SUPPLIED MATERIAL
_____

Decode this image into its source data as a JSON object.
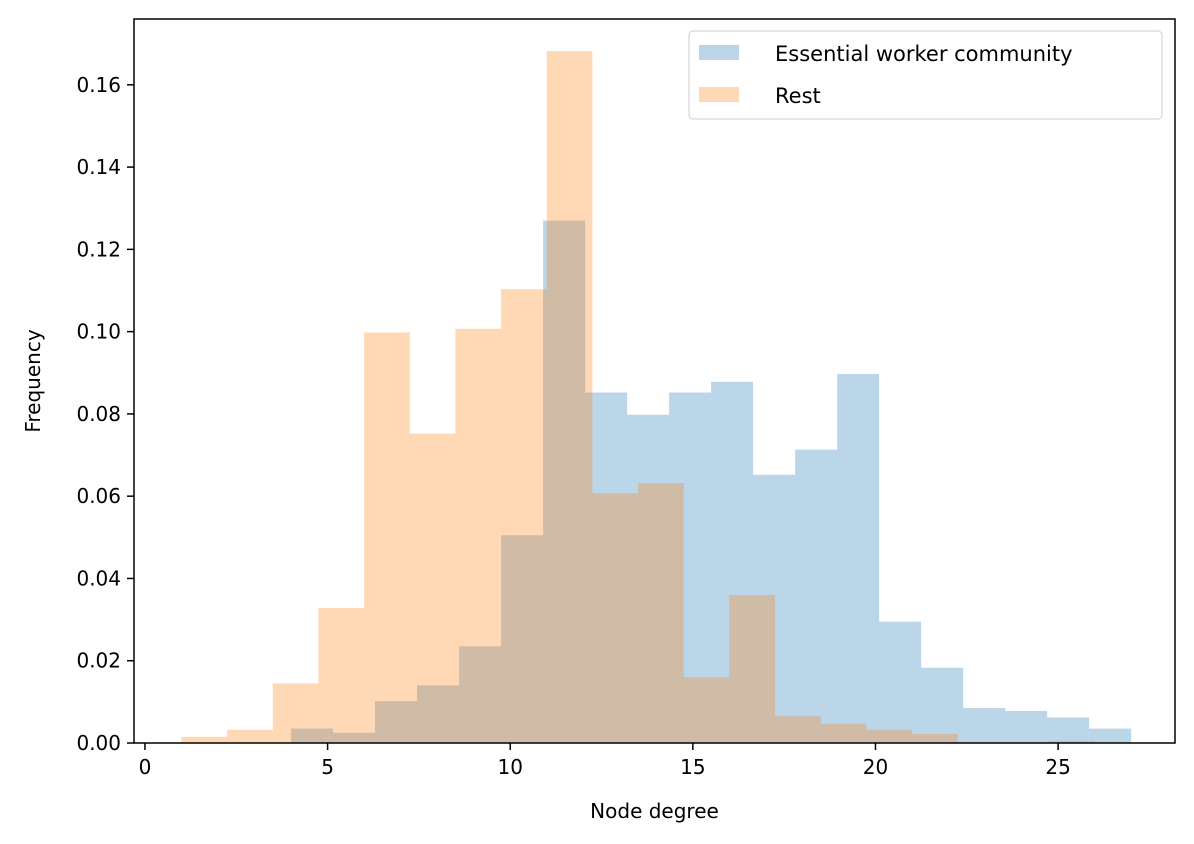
{
  "chart_data": {
    "type": "bar",
    "subtype": "overlapping-histogram",
    "xlabel": "Node degree",
    "ylabel": "Frequency",
    "xlim": [
      -0.3,
      28.2
    ],
    "ylim": [
      0,
      0.176
    ],
    "xticks": [
      0,
      5,
      10,
      15,
      20,
      25
    ],
    "yticks": [
      0.0,
      0.02,
      0.04,
      0.06,
      0.08,
      0.1,
      0.12,
      0.14,
      0.16
    ],
    "ytick_labels": [
      "0.00",
      "0.02",
      "0.04",
      "0.06",
      "0.08",
      "0.10",
      "0.12",
      "0.14",
      "0.16"
    ],
    "grid": false,
    "legend_position": "top-right",
    "series": [
      {
        "name": "Essential worker community",
        "color": "#1f77b4",
        "alpha": 0.3,
        "bin_edges": [
          4.0,
          5.15,
          6.3,
          7.45,
          8.6,
          9.75,
          10.9,
          12.05,
          13.2,
          14.35,
          15.5,
          16.65,
          17.8,
          18.95,
          20.1,
          21.25,
          22.4,
          23.55,
          24.7,
          25.85,
          27.0
        ],
        "values": [
          0.0035,
          0.0025,
          0.0102,
          0.014,
          0.0235,
          0.0505,
          0.127,
          0.0852,
          0.0798,
          0.0852,
          0.0878,
          0.0652,
          0.0713,
          0.0897,
          0.0295,
          0.0183,
          0.0085,
          0.0078,
          0.0062,
          0.0035
        ]
      },
      {
        "name": "Rest",
        "color": "#ff7f0e",
        "alpha": 0.3,
        "bin_edges": [
          1.0,
          2.25,
          3.5,
          4.75,
          6.0,
          7.25,
          8.5,
          9.75,
          11.0,
          12.25,
          13.5,
          14.75,
          16.0,
          17.25,
          18.5,
          19.75,
          21.0,
          22.25,
          23.5,
          24.75,
          26.0
        ],
        "values": [
          0.0015,
          0.0032,
          0.0145,
          0.0328,
          0.0998,
          0.0752,
          0.1007,
          0.1103,
          0.1682,
          0.0607,
          0.0632,
          0.016,
          0.036,
          0.0065,
          0.0047,
          0.0032,
          0.0022,
          0.0002,
          0.0002,
          0.0005
        ]
      }
    ]
  }
}
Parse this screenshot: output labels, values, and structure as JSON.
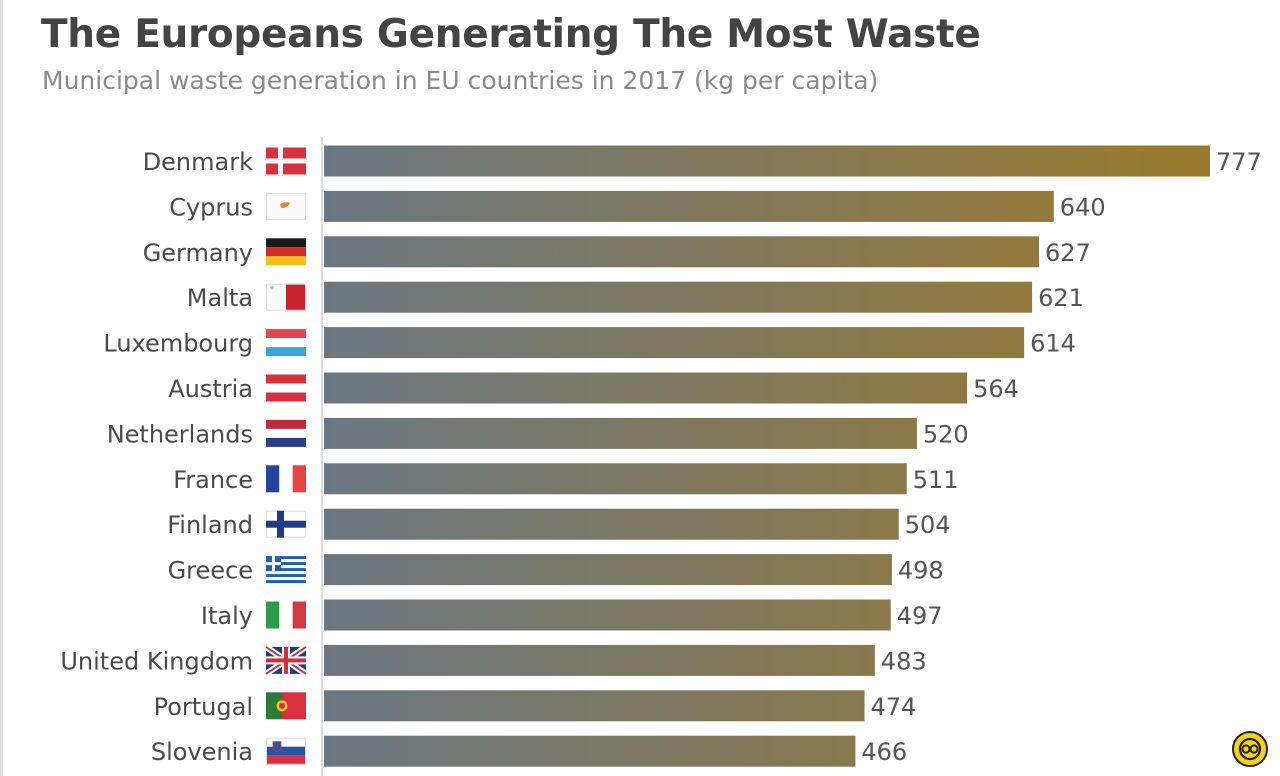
{
  "title": "The Europeans Generating The Most Waste",
  "subtitle": "Municipal waste generation in EU countries in 2017 (kg per capita)",
  "colors": {
    "bar_start": "#6b7781",
    "bar_end": "#9b7a2c",
    "axis": "#cfcfcf"
  },
  "chart_data": {
    "type": "bar",
    "orientation": "horizontal",
    "categories": [
      "Denmark",
      "Cyprus",
      "Germany",
      "Malta",
      "Luxembourg",
      "Austria",
      "Netherlands",
      "France",
      "Finland",
      "Greece",
      "Italy",
      "United Kingdom",
      "Portugal",
      "Slovenia"
    ],
    "values": [
      777,
      640,
      627,
      621,
      614,
      564,
      520,
      511,
      504,
      498,
      497,
      483,
      474,
      466
    ],
    "flags": [
      "denmark-flag",
      "cyprus-flag",
      "germany-flag",
      "malta-flag",
      "luxembourg-flag",
      "austria-flag",
      "netherlands-flag",
      "france-flag",
      "finland-flag",
      "greece-flag",
      "italy-flag",
      "united-kingdom-flag",
      "portugal-flag",
      "slovenia-flag"
    ],
    "xlim": [
      0,
      777
    ],
    "data_labels": true,
    "grid": false,
    "legend": "none"
  }
}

_____

EXERCISE DIRECTIONS
With the pictures left out, transcribe the material exactly.

FINISHED TASK
Decode this image into its source data as a JSON object.
{
  "chart_data": {
    "type": "bar",
    "subtype": "overlapping-histogram",
    "xlabel": "Node degree",
    "ylabel": "Frequency",
    "xlim": [
      -0.3,
      28.2
    ],
    "ylim": [
      0,
      0.176
    ],
    "xticks": [
      0,
      5,
      10,
      15,
      20,
      25
    ],
    "yticks": [
      0.0,
      0.02,
      0.04,
      0.06,
      0.08,
      0.1,
      0.12,
      0.14,
      0.16
    ],
    "ytick_labels": [
      "0.00",
      "0.02",
      "0.04",
      "0.06",
      "0.08",
      "0.10",
      "0.12",
      "0.14",
      "0.16"
    ],
    "grid": false,
    "legend_position": "top-right",
    "series": [
      {
        "name": "Essential worker community",
        "color": "#1f77b4",
        "alpha": 0.3,
        "bin_edges": [
          4.0,
          5.15,
          6.3,
          7.45,
          8.6,
          9.75,
          10.9,
          12.05,
          13.2,
          14.35,
          15.5,
          16.65,
          17.8,
          18.95,
          20.1,
          21.25,
          22.4,
          23.55,
          24.7,
          25.85,
          27.0
        ],
        "values": [
          0.0035,
          0.0025,
          0.0102,
          0.014,
          0.0235,
          0.0505,
          0.127,
          0.0852,
          0.0798,
          0.0852,
          0.0878,
          0.0652,
          0.0713,
          0.0897,
          0.0295,
          0.0183,
          0.0085,
          0.0078,
          0.0062,
          0.0035
        ]
      },
      {
        "name": "Rest",
        "color": "#ff7f0e",
        "alpha": 0.3,
        "bin_edges": [
          1.0,
          2.25,
          3.5,
          4.75,
          6.0,
          7.25,
          8.5,
          9.75,
          11.0,
          12.25,
          13.5,
          14.75,
          16.0,
          17.25,
          18.5,
          19.75,
          21.0,
          22.25,
          23.5,
          24.75,
          26.0
        ],
        "values": [
          0.0015,
          0.0032,
          0.0145,
          0.0328,
          0.0998,
          0.0752,
          0.1007,
          0.1103,
          0.1682,
          0.0607,
          0.0632,
          0.016,
          0.036,
          0.0065,
          0.0047,
          0.0032,
          0.0022,
          0.0002,
          0.0002,
          0.0005
        ]
      }
    ]
  }
}
Parse this screenshot: output labels, values, and structure as JSON.
{
  "title": "The Europeans Generating The Most Waste",
  "subtitle": "Municipal waste generation in EU countries in 2017 (kg per capita)",
  "colors": {
    "bar_start": "#6b7781",
    "bar_end": "#9b7a2c",
    "axis": "#cfcfcf"
  },
  "chart_data": {
    "type": "bar",
    "orientation": "horizontal",
    "categories": [
      "Denmark",
      "Cyprus",
      "Germany",
      "Malta",
      "Luxembourg",
      "Austria",
      "Netherlands",
      "France",
      "Finland",
      "Greece",
      "Italy",
      "United Kingdom",
      "Portugal",
      "Slovenia"
    ],
    "values": [
      777,
      640,
      627,
      621,
      614,
      564,
      520,
      511,
      504,
      498,
      497,
      483,
      474,
      466
    ],
    "flags": [
      "denmark-flag",
      "cyprus-flag",
      "germany-flag",
      "malta-flag",
      "luxembourg-flag",
      "austria-flag",
      "netherlands-flag",
      "france-flag",
      "finland-flag",
      "greece-flag",
      "italy-flag",
      "united-kingdom-flag",
      "portugal-flag",
      "slovenia-flag"
    ],
    "xlim": [
      0,
      777
    ],
    "data_labels": true,
    "grid": false,
    "legend": "none"
  }
}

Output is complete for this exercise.